Aim
Set down all of the entries word for word, omitting the images they contain.

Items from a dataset
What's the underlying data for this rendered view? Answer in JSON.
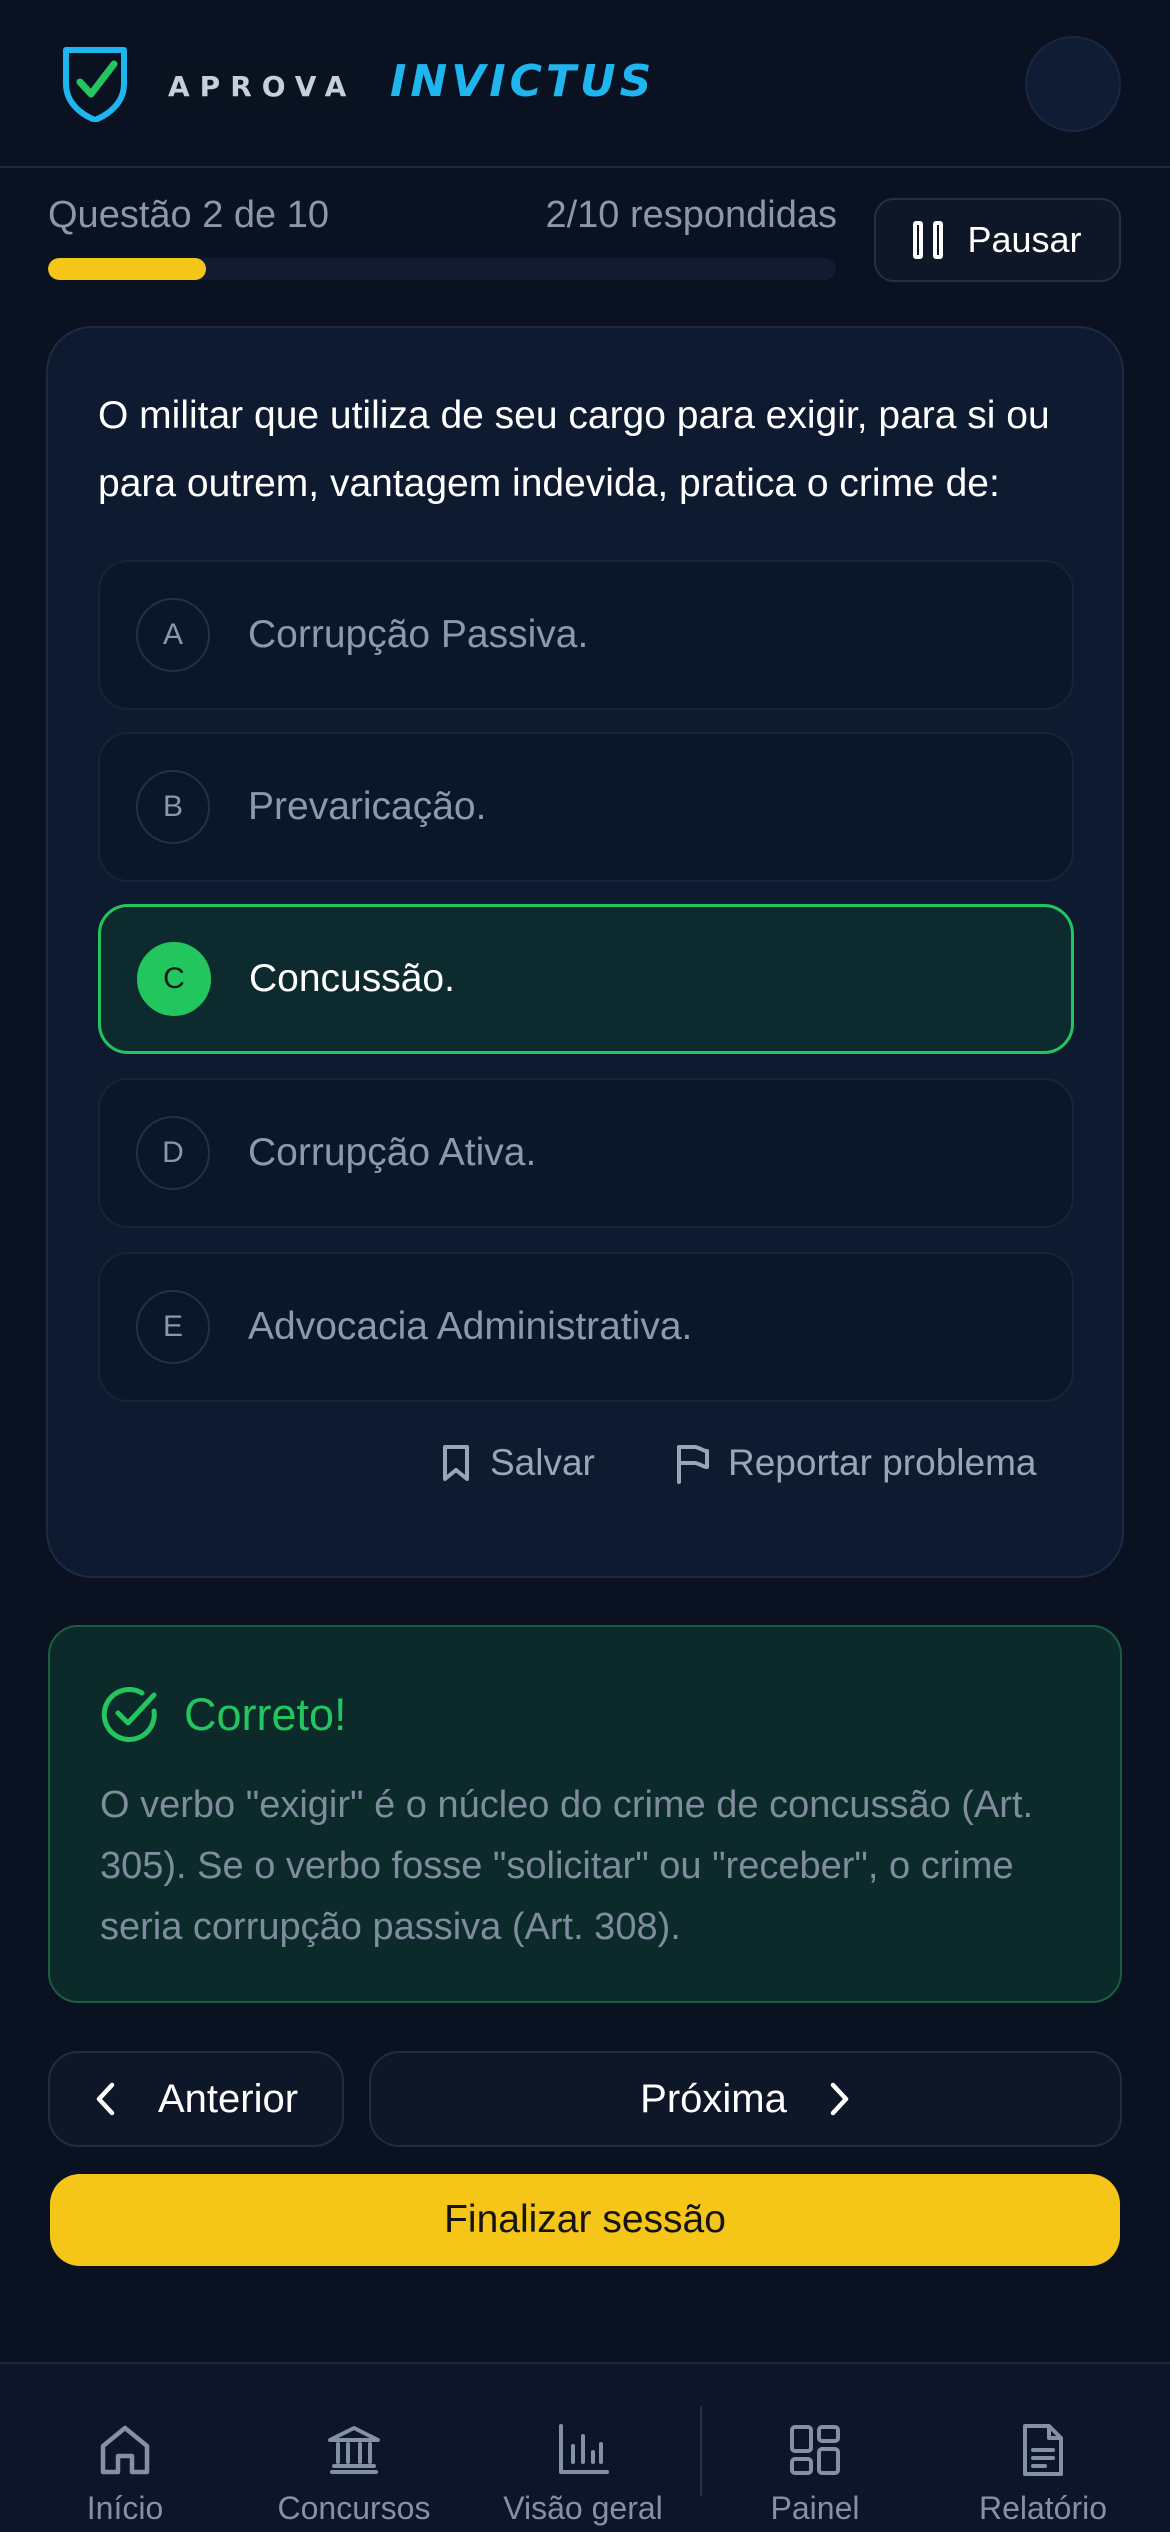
{
  "header": {
    "brand_prefix": "APROVA",
    "brand_name": "INVICTUS"
  },
  "progress": {
    "question_label": "Questão 2 de 10",
    "answered_label": "2/10 respondidas",
    "fraction": 0.2,
    "pause_label": "Pausar"
  },
  "question": {
    "text": "O militar que utiliza de seu cargo para exigir, para si ou para outrem, vantagem indevida, pratica o crime de:",
    "options": [
      {
        "letter": "A",
        "text": "Corrupção Passiva.",
        "selected": false
      },
      {
        "letter": "B",
        "text": "Prevaricação.",
        "selected": false
      },
      {
        "letter": "C",
        "text": "Concussão.",
        "selected": true
      },
      {
        "letter": "D",
        "text": "Corrupção Ativa.",
        "selected": false
      },
      {
        "letter": "E",
        "text": "Advocacia Administrativa.",
        "selected": false
      }
    ],
    "save_label": "Salvar",
    "report_label": "Reportar problema"
  },
  "feedback": {
    "title": "Correto!",
    "text": "O verbo \"exigir\" é o núcleo do crime de concussão (Art. 305). Se o verbo fosse \"solicitar\" ou \"receber\", o crime seria corrupção passiva (Art. 308)."
  },
  "navigation": {
    "prev_label": "Anterior",
    "next_label": "Próxima",
    "finish_label": "Finalizar sessão"
  },
  "bottom_nav": {
    "items": [
      {
        "label": "Início",
        "icon": "home-icon"
      },
      {
        "label": "Concursos",
        "icon": "bank-icon"
      },
      {
        "label": "Visão geral",
        "icon": "bar-chart-icon"
      },
      {
        "label": "Painel",
        "icon": "dashboard-icon"
      },
      {
        "label": "Relatório",
        "icon": "document-icon"
      }
    ]
  },
  "colors": {
    "accent_yellow": "#f5c518",
    "success_green": "#22c55e",
    "brand_blue": "#1fb6f0",
    "background": "#0a1221"
  }
}
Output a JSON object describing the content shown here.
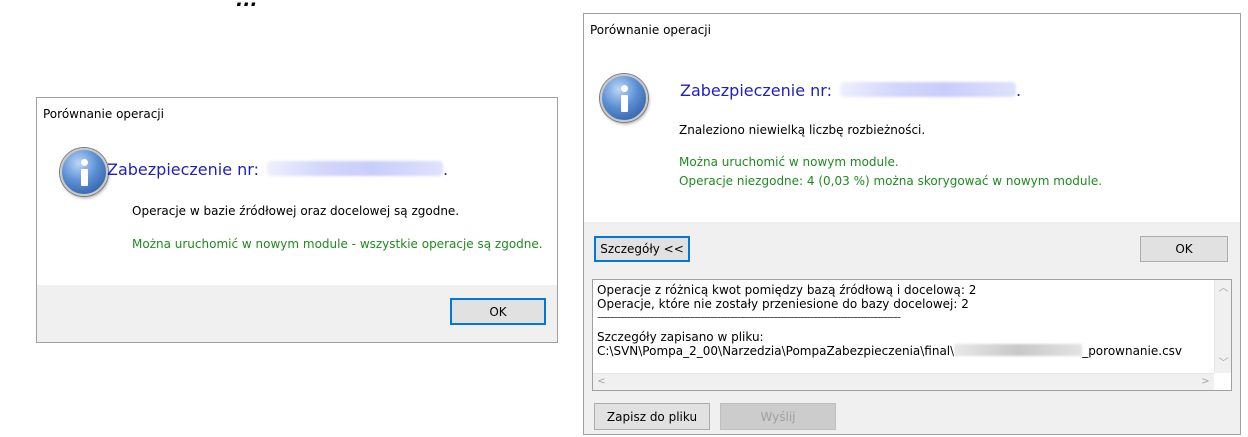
{
  "top_caption": "...",
  "dialog_left": {
    "title": "Porównanie operacji",
    "heading": "Zabezpieczenie nr:",
    "heading_suffix": ".",
    "message": "Operacje w bazie źródłowej oraz docelowej są zgodne.",
    "status": "Można uruchomić w nowym module - wszystkie operacje są zgodne.",
    "ok_label": "OK"
  },
  "dialog_right": {
    "title": "Porównanie operacji",
    "heading": "Zabezpieczenie nr:",
    "heading_suffix": ".",
    "message": "Znaleziono niewielką liczbę rozbieżności.",
    "status_line1": "Można uruchomić w nowym module.",
    "status_line2": "Operacje niezgodne: 4 (0,03 %) można skorygować w nowym module.",
    "details_toggle_label": "Szczegóły <<",
    "ok_label": "OK",
    "details": {
      "line1": "Operacje z różnicą kwot pomiędzy bazą źródłową i docelową: 2",
      "line2": "Operacje, które nie zostały przeniesione do bazy docelowej: 2",
      "separator": "-------------------------------------------------------------------------------------------",
      "line3": "Szczegóły zapisano w pliku:",
      "path_prefix": "C:\\SVN\\Pompa_2_00\\Narzedzia\\PompaZabezpieczenia\\final\\",
      "path_suffix": "_porownanie.csv"
    },
    "save_label": "Zapisz do pliku",
    "send_label": "Wyślij"
  }
}
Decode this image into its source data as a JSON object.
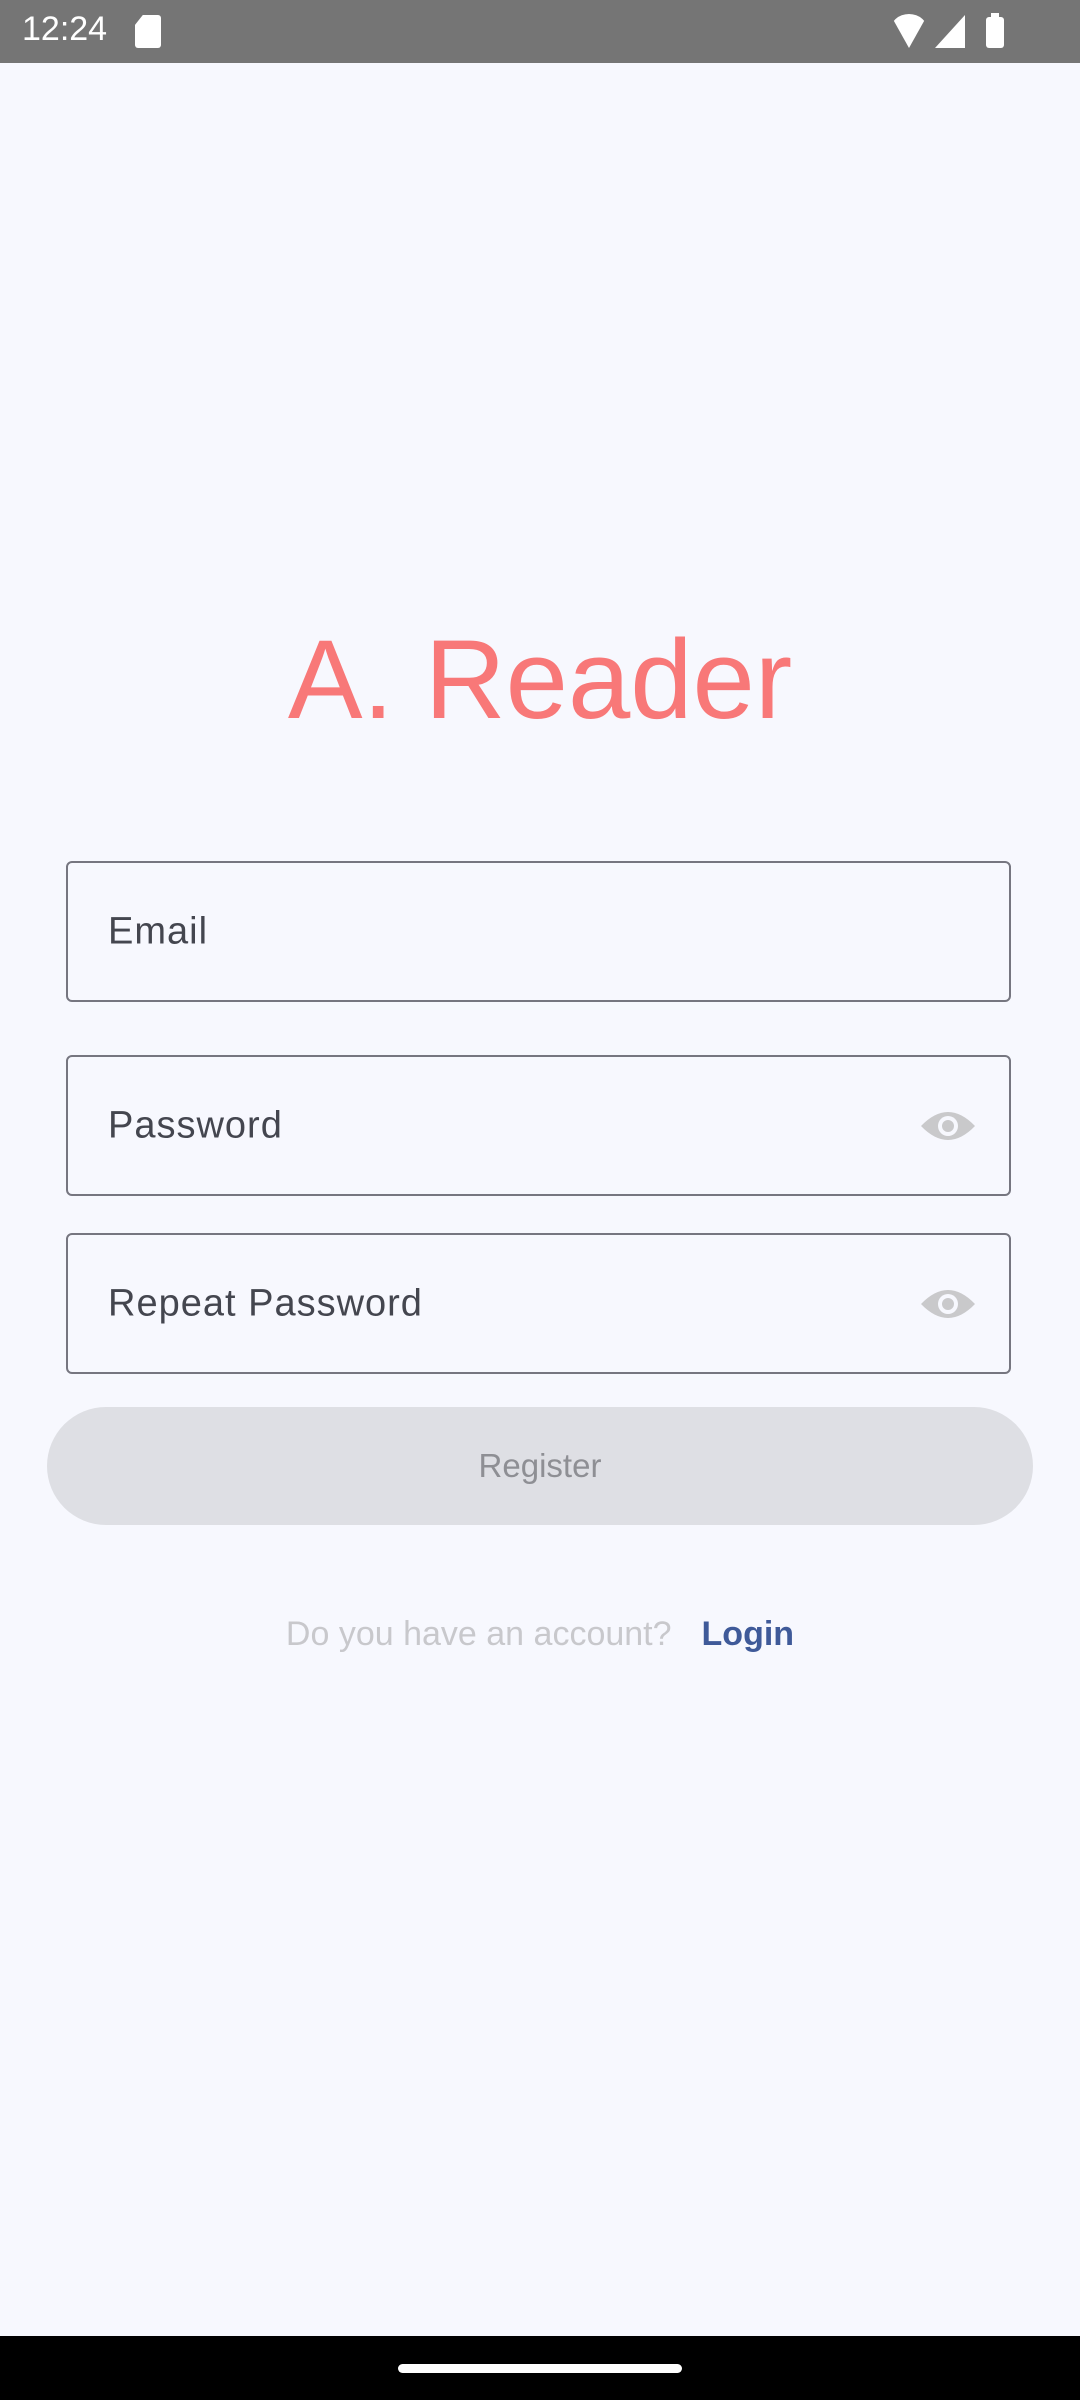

Solution to the exercise
What's the underlying data for this rendered view? Answer in JSON.
{
  "header": {
    "brand_prefix": "APROVA",
    "brand_name": "INVICTUS"
  },
  "progress": {
    "question_label": "Questão 2 de 10",
    "answered_label": "2/10 respondidas",
    "fraction": 0.2,
    "pause_label": "Pausar"
  },
  "question": {
    "text": "O militar que utiliza de seu cargo para exigir, para si ou para outrem, vantagem indevida, pratica o crime de:",
    "options": [
      {
        "letter": "A",
        "text": "Corrupção Passiva.",
        "selected": false
      },
      {
        "letter": "B",
        "text": "Prevaricação.",
        "selected": false
      },
      {
        "letter": "C",
        "text": "Concussão.",
        "selected": true
      },
      {
        "letter": "D",
        "text": "Corrupção Ativa.",
        "selected": false
      },
      {
        "letter": "E",
        "text": "Advocacia Administrativa.",
        "selected": false
      }
    ],
    "save_label": "Salvar",
    "report_label": "Reportar problema"
  },
  "feedback": {
    "title": "Correto!",
    "text": "O verbo \"exigir\" é o núcleo do crime de concussão (Art. 305). Se o verbo fosse \"solicitar\" ou \"receber\", o crime seria corrupção passiva (Art. 308)."
  },
  "navigation": {
    "prev_label": "Anterior",
    "next_label": "Próxima",
    "finish_label": "Finalizar sessão"
  },
  "bottom_nav": {
    "items": [
      {
        "label": "Início",
        "icon": "home-icon"
      },
      {
        "label": "Concursos",
        "icon": "bank-icon"
      },
      {
        "label": "Visão geral",
        "icon": "bar-chart-icon"
      },
      {
        "label": "Painel",
        "icon": "dashboard-icon"
      },
      {
        "label": "Relatório",
        "icon": "document-icon"
      }
    ]
  },
  "colors": {
    "accent_yellow": "#f5c518",
    "success_green": "#22c55e",
    "brand_blue": "#1fb6f0",
    "background": "#0a1221"
  }
}
Output a JSON object describing the content shown here.
{
  "top_caption": "...",
  "dialog_left": {
    "title": "Porównanie operacji",
    "heading": "Zabezpieczenie nr:",
    "heading_suffix": ".",
    "message": "Operacje w bazie źródłowej oraz docelowej są zgodne.",
    "status": "Można uruchomić w nowym module - wszystkie operacje są zgodne.",
    "ok_label": "OK"
  },
  "dialog_right": {
    "title": "Porównanie operacji",
    "heading": "Zabezpieczenie nr:",
    "heading_suffix": ".",
    "message": "Znaleziono niewielką liczbę rozbieżności.",
    "status_line1": "Można uruchomić w nowym module.",
    "status_line2": "Operacje niezgodne: 4 (0,03 %) można skorygować w nowym module.",
    "details_toggle_label": "Szczegóły <<",
    "ok_label": "OK",
    "details": {
      "line1": "Operacje z różnicą kwot pomiędzy bazą źródłową i docelową: 2",
      "line2": "Operacje, które nie zostały przeniesione do bazy docelowej: 2",
      "separator": "-------------------------------------------------------------------------------------------",
      "line3": "Szczegóły zapisano w pliku:",
      "path_prefix": "C:\\SVN\\Pompa_2_00\\Narzedzia\\PompaZabezpieczenia\\final\\",
      "path_suffix": "_porownanie.csv"
    },
    "save_label": "Zapisz do pliku",
    "send_label": "Wyślij"
  }
}
Decode this image into its source data as a JSON object.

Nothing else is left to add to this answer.